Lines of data
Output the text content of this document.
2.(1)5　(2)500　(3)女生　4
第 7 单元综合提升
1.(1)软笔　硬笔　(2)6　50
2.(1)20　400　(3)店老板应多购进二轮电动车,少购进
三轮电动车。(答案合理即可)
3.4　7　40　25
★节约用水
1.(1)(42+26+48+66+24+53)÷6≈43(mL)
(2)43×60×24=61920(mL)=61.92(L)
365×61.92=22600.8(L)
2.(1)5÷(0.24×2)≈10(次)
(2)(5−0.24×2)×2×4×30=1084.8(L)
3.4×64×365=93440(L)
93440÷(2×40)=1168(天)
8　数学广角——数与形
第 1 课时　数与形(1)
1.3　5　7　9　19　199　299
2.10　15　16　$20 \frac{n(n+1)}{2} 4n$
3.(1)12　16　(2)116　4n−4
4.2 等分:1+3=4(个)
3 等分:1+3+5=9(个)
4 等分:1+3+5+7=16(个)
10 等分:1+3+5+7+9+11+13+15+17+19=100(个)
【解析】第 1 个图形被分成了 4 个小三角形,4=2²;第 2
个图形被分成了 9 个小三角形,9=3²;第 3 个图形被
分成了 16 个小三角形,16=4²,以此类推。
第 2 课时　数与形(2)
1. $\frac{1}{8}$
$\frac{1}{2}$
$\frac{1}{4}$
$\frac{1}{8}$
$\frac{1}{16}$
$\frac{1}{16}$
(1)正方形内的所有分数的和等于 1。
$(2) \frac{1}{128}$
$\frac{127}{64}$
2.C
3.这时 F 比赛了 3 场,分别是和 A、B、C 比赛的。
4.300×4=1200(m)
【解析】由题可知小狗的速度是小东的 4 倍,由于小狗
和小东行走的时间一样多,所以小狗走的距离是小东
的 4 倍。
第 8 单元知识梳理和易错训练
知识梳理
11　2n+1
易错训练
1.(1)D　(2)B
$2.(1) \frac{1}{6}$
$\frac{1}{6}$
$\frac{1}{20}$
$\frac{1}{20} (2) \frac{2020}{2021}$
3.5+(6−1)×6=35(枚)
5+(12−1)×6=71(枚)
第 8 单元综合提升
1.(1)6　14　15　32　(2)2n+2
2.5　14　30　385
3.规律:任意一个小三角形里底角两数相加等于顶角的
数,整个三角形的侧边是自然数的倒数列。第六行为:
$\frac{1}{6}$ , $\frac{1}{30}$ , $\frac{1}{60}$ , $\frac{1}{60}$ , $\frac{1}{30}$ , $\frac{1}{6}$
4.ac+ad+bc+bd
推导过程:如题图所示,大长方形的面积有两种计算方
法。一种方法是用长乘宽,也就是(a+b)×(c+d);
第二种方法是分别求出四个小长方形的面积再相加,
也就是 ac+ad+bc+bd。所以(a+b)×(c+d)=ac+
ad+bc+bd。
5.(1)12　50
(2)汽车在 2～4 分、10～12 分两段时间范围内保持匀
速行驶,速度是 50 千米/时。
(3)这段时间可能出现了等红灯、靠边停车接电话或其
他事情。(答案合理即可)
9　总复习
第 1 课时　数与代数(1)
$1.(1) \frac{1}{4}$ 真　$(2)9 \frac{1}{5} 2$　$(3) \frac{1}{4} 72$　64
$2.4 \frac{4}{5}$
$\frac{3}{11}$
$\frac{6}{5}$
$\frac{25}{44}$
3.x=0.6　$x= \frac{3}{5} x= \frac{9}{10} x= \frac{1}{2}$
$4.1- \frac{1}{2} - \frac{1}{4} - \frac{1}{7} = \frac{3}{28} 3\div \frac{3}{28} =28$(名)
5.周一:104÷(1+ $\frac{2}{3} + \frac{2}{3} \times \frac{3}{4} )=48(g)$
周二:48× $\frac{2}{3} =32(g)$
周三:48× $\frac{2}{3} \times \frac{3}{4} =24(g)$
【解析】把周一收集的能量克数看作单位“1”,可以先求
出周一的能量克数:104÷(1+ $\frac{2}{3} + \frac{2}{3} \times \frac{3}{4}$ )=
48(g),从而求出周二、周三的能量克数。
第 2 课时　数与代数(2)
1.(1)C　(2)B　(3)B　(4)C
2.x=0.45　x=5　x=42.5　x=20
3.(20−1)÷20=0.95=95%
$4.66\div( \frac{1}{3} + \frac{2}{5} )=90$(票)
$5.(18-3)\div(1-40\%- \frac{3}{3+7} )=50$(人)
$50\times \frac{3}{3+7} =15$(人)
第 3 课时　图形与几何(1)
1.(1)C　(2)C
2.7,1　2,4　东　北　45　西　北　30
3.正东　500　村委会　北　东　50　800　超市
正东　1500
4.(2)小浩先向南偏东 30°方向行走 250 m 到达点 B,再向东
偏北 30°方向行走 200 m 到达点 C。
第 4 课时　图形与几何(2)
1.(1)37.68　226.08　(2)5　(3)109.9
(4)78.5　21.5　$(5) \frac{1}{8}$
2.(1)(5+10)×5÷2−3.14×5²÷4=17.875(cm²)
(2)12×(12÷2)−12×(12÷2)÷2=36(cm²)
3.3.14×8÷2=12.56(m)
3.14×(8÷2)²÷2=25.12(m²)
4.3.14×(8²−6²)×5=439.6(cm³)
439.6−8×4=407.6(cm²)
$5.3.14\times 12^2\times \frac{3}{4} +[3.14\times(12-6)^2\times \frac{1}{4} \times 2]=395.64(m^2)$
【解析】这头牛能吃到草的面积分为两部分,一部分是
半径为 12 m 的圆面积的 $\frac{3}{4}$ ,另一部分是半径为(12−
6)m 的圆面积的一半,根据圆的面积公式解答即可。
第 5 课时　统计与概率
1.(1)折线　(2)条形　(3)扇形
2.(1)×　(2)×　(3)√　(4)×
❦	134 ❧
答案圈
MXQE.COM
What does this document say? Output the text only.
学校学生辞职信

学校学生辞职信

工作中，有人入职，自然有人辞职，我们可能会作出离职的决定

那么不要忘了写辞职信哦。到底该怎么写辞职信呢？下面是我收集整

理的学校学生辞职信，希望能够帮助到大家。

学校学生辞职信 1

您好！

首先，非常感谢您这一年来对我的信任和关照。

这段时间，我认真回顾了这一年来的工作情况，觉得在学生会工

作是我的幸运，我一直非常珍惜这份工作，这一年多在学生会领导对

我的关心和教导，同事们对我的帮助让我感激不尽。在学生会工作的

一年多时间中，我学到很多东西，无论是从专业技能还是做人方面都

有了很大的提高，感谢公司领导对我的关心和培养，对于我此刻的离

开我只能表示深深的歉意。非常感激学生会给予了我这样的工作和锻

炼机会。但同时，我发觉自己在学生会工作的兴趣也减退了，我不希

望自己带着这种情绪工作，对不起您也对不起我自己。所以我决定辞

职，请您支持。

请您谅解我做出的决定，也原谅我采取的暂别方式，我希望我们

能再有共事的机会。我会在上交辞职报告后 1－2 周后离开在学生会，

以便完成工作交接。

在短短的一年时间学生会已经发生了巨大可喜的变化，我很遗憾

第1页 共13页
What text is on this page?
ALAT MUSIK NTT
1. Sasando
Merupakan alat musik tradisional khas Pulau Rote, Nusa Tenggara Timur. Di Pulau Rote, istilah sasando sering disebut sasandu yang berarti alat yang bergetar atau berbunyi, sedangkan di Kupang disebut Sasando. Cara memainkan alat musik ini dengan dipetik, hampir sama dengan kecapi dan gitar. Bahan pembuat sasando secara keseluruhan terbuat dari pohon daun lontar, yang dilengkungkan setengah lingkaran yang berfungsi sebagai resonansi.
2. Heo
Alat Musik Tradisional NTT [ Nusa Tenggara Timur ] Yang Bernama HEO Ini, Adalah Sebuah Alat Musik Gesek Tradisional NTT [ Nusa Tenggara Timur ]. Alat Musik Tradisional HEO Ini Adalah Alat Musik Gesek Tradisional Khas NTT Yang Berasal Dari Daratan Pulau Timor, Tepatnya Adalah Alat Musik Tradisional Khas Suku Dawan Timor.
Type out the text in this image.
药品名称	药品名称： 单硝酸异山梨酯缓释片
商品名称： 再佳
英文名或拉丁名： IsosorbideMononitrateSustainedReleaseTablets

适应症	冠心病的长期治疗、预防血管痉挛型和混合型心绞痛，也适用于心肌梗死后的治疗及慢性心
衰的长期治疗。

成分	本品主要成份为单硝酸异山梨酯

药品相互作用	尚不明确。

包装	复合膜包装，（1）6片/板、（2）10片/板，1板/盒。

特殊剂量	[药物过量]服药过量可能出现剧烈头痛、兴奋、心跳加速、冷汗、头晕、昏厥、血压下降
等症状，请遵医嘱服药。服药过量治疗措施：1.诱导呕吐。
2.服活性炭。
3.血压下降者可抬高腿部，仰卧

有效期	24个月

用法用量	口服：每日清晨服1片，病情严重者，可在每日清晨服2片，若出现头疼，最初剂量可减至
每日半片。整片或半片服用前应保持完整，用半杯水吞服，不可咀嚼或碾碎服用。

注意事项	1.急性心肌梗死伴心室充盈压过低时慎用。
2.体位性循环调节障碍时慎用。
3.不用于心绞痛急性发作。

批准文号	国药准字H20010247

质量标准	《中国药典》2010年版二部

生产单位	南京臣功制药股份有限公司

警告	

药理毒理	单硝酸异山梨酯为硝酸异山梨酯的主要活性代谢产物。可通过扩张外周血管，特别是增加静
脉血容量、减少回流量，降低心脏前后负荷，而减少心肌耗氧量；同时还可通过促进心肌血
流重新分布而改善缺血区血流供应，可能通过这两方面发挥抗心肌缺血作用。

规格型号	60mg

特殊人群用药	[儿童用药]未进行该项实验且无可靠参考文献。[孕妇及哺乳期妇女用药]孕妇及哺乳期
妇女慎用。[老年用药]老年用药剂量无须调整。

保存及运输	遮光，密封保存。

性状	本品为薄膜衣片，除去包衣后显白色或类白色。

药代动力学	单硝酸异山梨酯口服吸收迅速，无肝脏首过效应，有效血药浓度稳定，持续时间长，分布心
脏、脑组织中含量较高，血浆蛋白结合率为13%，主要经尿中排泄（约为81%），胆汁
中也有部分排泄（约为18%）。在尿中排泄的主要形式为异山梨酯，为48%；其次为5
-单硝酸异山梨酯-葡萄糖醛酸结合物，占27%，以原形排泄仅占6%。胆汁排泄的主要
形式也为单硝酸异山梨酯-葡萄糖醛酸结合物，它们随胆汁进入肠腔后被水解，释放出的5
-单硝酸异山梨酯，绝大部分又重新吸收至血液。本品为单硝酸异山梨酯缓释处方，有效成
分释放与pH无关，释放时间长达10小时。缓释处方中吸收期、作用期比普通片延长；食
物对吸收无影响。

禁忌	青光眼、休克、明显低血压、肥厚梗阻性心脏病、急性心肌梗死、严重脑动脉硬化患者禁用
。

Aim of the task:
Repeat exactly, and only, the lines from the line with "Type out the text in this image." through the end of the listing above, both ends included.

Output of the task:
Type out the text in this image.
药品名称	药品名称： 单硝酸异山梨酯缓释片
商品名称： 再佳
英文名或拉丁名： IsosorbideMononitrateSustainedReleaseTablets

适应症	冠心病的长期治疗、预防血管痉挛型和混合型心绞痛，也适用于心肌梗死后的治疗及慢性心
衰的长期治疗。

成分	本品主要成份为单硝酸异山梨酯

药品相互作用	尚不明确。

包装	复合膜包装，（1）6片/板、（2）10片/板，1板/盒。

特殊剂量	[药物过量]服药过量可能出现剧烈头痛、兴奋、心跳加速、冷汗、头晕、昏厥、血压下降
等症状，请遵医嘱服药。服药过量治疗措施：1.诱导呕吐。
2.服活性炭。
3.血压下降者可抬高腿部，仰卧

有效期	24个月

用法用量	口服：每日清晨服1片，病情严重者，可在每日清晨服2片，若出现头疼，最初剂量可减至
每日半片。整片或半片服用前应保持完整，用半杯水吞服，不可咀嚼或碾碎服用。

注意事项	1.急性心肌梗死伴心室充盈压过低时慎用。
2.体位性循环调节障碍时慎用。
3.不用于心绞痛急性发作。

批准文号	国药准字H20010247

质量标准	《中国药典》2010年版二部

生产单位	南京臣功制药股份有限公司

警告	

药理毒理	单硝酸异山梨酯为硝酸异山梨酯的主要活性代谢产物。可通过扩张外周血管，特别是增加静
脉血容量、减少回流量，降低心脏前后负荷，而减少心肌耗氧量；同时还可通过促进心肌血
流重新分布而改善缺血区血流供应，可能通过这两方面发挥抗心肌缺血作用。

规格型号	60mg

特殊人群用药	[儿童用药]未进行该项实验且无可靠参考文献。[孕妇及哺乳期妇女用药]孕妇及哺乳期
妇女慎用。[老年用药]老年用药剂量无须调整。

保存及运输	遮光，密封保存。

性状	本品为薄膜衣片，除去包衣后显白色或类白色。

药代动力学	单硝酸异山梨酯口服吸收迅速，无肝脏首过效应，有效血药浓度稳定，持续时间长，分布心
脏、脑组织中含量较高，血浆蛋白结合率为13%，主要经尿中排泄（约为81%），胆汁
中也有部分排泄（约为18%）。在尿中排泄的主要形式为异山梨酯，为48%；其次为5
-单硝酸异山梨酯-葡萄糖醛酸结合物，占27%，以原形排泄仅占6%。胆汁排泄的主要
形式也为单硝酸异山梨酯-葡萄糖醛酸结合物，它们随胆汁进入肠腔后被水解，释放出的5
-单硝酸异山梨酯，绝大部分又重新吸收至血液。本品为单硝酸异山梨酯缓释处方，有效成
分释放与pH无关，释放时间长达10小时。缓释处方中吸收期、作用期比普通片延长；食
物对吸收无影响。

禁忌	青光眼、休克、明显低血压、肥厚梗阻性心脏病、急性心肌梗死、严重脑动脉硬化患者禁用
。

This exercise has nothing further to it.